> [TASK OBJECTIVE] Collect each line of the entries that holds the string "soto".

> [Raw records]
[start]

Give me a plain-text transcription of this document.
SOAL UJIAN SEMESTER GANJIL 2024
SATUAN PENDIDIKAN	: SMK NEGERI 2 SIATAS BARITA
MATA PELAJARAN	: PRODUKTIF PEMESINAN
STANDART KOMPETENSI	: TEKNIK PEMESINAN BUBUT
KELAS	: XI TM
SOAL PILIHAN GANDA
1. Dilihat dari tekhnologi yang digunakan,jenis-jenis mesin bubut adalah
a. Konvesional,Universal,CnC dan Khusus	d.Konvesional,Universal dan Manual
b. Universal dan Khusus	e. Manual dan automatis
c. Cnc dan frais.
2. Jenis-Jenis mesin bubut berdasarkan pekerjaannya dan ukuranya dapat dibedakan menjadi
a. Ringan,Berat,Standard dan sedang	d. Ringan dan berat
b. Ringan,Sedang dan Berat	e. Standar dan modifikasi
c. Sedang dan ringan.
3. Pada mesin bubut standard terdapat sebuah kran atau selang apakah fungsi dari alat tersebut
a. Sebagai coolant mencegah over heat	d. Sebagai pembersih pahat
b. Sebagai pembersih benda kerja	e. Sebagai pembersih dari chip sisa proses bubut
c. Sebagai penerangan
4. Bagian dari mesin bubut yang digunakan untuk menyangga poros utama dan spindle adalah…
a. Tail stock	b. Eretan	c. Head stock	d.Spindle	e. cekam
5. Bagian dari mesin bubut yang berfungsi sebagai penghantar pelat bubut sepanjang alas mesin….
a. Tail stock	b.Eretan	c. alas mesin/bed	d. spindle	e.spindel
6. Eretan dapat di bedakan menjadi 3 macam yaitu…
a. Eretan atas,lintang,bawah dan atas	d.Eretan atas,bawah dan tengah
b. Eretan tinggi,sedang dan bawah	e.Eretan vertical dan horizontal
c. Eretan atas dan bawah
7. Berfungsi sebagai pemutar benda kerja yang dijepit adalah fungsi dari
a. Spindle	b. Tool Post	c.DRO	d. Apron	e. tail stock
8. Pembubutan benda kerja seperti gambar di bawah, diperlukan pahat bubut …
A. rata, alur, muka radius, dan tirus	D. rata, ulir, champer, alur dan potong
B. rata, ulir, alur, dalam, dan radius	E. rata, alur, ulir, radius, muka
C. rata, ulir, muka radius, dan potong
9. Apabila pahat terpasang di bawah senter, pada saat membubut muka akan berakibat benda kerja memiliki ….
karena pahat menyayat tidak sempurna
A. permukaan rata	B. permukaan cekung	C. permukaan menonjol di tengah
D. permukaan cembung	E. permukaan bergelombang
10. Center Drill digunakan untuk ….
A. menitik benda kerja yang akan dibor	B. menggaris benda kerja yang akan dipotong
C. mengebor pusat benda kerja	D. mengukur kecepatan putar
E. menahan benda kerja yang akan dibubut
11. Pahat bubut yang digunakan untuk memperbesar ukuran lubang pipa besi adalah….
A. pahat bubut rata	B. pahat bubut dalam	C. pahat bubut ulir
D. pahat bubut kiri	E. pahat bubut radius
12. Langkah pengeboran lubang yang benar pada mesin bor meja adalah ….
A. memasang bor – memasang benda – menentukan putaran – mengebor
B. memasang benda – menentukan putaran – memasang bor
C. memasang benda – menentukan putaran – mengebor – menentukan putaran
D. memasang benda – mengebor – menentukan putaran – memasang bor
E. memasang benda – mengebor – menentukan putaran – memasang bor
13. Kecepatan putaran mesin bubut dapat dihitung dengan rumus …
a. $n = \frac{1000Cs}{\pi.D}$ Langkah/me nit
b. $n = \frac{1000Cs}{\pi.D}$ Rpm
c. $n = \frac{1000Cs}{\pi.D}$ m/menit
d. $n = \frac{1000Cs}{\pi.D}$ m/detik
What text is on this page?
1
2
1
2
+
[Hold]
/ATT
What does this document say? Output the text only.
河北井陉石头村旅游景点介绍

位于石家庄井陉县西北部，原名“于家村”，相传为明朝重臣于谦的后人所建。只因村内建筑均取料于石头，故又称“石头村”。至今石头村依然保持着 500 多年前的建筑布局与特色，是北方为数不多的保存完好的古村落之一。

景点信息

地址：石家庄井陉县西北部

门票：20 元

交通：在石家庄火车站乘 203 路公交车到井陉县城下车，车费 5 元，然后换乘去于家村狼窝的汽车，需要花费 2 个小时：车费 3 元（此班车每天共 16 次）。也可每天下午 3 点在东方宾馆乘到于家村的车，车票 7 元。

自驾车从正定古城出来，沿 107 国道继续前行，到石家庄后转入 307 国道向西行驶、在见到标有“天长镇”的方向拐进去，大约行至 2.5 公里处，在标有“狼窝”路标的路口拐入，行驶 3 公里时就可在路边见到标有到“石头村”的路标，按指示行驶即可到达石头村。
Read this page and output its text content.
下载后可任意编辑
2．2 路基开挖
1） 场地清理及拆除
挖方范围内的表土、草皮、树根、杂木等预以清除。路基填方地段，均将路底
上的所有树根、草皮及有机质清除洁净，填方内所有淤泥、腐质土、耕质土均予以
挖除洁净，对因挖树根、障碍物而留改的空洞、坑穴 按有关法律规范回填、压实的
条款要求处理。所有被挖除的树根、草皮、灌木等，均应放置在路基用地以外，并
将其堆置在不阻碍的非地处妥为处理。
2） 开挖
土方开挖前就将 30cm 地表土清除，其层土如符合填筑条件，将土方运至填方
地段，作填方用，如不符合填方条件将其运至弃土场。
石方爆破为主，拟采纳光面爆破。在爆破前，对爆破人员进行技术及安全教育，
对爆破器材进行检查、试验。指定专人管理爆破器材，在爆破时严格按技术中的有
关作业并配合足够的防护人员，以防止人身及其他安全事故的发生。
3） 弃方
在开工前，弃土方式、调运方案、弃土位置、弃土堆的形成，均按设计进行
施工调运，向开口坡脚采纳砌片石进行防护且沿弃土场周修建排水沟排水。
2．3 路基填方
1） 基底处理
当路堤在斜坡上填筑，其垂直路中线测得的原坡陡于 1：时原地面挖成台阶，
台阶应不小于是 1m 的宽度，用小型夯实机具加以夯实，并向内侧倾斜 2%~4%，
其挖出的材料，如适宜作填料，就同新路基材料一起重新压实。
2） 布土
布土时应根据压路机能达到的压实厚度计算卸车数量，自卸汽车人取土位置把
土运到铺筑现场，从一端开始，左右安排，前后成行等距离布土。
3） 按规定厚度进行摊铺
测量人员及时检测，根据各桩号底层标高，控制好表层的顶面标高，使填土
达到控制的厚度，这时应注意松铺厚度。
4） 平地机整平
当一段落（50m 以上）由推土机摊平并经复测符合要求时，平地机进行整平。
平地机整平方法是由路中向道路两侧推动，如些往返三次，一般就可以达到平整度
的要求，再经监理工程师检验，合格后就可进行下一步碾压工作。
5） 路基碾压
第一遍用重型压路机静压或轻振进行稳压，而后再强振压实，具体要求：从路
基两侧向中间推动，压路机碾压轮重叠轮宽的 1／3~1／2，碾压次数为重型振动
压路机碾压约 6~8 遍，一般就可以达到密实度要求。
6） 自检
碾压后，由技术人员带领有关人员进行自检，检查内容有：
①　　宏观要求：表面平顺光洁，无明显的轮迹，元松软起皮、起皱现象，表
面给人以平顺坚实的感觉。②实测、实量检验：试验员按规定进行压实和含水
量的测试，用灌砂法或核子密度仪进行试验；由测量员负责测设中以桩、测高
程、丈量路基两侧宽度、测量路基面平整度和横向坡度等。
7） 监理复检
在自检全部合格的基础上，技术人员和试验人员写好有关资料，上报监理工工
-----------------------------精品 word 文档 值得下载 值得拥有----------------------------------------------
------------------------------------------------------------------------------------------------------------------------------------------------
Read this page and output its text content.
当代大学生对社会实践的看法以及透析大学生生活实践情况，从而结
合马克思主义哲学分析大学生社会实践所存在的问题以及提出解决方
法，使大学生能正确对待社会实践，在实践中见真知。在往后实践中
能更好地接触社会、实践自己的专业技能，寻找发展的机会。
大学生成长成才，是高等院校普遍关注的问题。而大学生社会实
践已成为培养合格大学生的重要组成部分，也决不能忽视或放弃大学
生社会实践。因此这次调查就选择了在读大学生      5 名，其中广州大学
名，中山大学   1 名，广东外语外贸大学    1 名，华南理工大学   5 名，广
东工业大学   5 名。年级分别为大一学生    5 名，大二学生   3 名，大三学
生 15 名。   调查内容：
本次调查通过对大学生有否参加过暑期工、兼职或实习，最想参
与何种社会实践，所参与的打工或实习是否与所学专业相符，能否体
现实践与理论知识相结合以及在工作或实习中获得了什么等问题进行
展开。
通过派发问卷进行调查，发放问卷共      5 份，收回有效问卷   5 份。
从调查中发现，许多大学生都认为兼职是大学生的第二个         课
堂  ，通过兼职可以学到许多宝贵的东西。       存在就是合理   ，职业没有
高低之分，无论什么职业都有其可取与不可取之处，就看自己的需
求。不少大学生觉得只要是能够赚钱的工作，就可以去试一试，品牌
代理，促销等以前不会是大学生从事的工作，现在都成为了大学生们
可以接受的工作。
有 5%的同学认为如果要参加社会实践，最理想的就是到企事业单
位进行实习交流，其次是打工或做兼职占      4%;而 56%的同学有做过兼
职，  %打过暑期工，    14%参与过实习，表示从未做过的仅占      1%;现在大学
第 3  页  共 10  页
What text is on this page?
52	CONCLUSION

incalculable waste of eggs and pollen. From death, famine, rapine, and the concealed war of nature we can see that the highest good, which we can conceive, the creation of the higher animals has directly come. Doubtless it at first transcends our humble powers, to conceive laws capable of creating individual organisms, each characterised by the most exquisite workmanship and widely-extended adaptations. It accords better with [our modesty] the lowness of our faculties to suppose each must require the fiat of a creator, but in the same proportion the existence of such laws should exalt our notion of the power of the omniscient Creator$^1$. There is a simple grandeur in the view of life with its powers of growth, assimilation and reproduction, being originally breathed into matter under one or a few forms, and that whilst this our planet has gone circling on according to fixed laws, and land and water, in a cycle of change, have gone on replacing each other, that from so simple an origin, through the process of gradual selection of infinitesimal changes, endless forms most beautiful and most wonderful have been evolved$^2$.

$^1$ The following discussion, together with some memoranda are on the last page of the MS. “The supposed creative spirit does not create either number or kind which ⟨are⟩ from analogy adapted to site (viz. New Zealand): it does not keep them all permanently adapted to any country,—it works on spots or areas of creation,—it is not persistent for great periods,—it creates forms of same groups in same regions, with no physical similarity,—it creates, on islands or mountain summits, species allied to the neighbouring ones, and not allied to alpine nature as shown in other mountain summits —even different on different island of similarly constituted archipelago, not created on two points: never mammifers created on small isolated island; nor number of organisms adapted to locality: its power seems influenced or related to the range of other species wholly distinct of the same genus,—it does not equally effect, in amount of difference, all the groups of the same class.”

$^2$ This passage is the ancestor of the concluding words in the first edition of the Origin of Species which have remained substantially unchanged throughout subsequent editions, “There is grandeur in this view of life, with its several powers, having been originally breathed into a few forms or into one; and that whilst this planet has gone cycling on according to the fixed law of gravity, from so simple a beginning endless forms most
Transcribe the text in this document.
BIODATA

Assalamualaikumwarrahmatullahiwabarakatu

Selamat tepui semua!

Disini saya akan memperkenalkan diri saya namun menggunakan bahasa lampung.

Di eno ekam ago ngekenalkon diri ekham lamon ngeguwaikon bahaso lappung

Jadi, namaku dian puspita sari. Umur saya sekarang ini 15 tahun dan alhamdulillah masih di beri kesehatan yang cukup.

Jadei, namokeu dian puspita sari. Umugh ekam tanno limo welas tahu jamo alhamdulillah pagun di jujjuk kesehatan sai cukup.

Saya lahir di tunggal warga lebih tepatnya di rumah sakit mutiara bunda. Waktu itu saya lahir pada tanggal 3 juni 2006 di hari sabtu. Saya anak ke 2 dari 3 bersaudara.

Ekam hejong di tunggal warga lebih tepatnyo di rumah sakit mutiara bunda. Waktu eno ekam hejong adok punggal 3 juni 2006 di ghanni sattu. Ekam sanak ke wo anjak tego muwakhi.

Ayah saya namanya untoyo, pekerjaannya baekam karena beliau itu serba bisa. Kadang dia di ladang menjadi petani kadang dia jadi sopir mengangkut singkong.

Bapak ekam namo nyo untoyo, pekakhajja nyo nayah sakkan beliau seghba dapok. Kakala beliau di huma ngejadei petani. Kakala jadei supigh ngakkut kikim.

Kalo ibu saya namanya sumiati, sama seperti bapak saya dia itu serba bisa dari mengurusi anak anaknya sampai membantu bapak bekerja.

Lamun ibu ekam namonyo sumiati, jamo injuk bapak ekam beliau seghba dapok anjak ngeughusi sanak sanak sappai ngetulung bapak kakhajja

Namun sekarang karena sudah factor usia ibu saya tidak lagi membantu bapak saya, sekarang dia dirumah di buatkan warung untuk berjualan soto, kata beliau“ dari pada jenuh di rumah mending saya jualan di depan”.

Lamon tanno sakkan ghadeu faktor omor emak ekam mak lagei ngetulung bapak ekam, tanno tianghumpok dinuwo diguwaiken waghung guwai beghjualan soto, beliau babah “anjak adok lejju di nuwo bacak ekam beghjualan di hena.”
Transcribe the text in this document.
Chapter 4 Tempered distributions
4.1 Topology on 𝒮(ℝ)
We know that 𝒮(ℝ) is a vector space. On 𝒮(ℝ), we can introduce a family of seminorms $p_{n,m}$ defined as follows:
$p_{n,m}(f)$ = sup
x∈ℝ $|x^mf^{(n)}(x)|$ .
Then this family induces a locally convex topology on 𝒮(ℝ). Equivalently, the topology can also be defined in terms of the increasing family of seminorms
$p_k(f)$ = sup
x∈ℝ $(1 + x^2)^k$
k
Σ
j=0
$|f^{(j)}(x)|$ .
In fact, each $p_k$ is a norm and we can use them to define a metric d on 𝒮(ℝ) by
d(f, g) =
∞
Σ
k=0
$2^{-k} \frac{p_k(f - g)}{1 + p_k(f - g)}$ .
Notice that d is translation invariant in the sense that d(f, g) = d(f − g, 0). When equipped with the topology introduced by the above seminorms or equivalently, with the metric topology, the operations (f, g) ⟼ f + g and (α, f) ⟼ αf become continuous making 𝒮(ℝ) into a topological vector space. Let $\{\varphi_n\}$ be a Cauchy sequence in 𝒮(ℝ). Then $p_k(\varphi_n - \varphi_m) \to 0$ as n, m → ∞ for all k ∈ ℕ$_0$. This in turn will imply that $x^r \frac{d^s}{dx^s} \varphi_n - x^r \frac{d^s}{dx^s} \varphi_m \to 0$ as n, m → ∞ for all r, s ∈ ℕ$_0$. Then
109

[end]

> [ANSWER FOR THE TASK]
Namun sekarang karena sudah factor usia ibu saya tidak lagi membantu bapak saya, sekarang dia dirumah di buatkan warung untuk berjualan soto, kata beliau“ dari pada jenuh di rumah mending saya jualan di depan”.
Lamon tanno sakkan ghadeu faktor omor emak ekam mak lagei ngetulung bapak ekam, tanno tianghumpok dinuwo diguwaiken waghung guwai beghjualan soto, beliau babah “anjak adok lejju di nuwo bacak ekam beghjualan di hena.”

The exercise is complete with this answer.